** Begin Record list **
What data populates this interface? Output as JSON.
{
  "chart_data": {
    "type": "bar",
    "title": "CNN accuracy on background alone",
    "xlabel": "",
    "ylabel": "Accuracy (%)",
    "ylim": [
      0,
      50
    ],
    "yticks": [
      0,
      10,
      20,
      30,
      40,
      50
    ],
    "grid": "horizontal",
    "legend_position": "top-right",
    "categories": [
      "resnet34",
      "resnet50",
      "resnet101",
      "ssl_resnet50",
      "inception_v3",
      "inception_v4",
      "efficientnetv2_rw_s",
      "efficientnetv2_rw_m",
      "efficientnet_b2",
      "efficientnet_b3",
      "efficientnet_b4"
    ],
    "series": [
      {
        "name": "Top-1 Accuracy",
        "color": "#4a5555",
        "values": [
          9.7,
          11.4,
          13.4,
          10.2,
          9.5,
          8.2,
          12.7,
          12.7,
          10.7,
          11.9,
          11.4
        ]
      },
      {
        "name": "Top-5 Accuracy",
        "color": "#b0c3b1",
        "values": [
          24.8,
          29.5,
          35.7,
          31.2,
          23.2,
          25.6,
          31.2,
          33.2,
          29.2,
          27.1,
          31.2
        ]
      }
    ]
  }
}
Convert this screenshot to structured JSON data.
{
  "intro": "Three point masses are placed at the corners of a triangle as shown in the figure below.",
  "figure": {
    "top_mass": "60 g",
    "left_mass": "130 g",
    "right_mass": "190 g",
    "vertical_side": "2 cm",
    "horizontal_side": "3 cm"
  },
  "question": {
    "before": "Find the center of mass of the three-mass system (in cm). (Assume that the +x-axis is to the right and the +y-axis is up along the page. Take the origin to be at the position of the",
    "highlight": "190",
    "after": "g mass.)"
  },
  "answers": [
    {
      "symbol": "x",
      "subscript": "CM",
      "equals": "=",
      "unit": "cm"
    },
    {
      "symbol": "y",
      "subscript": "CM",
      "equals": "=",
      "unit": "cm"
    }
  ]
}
** End Record list **
**Written exercise**: Show every line in the entries where the string "this" occurs.

**Final result**:
What data populates this interface? Output as JSON.
Convert this screenshot to structured JSON data.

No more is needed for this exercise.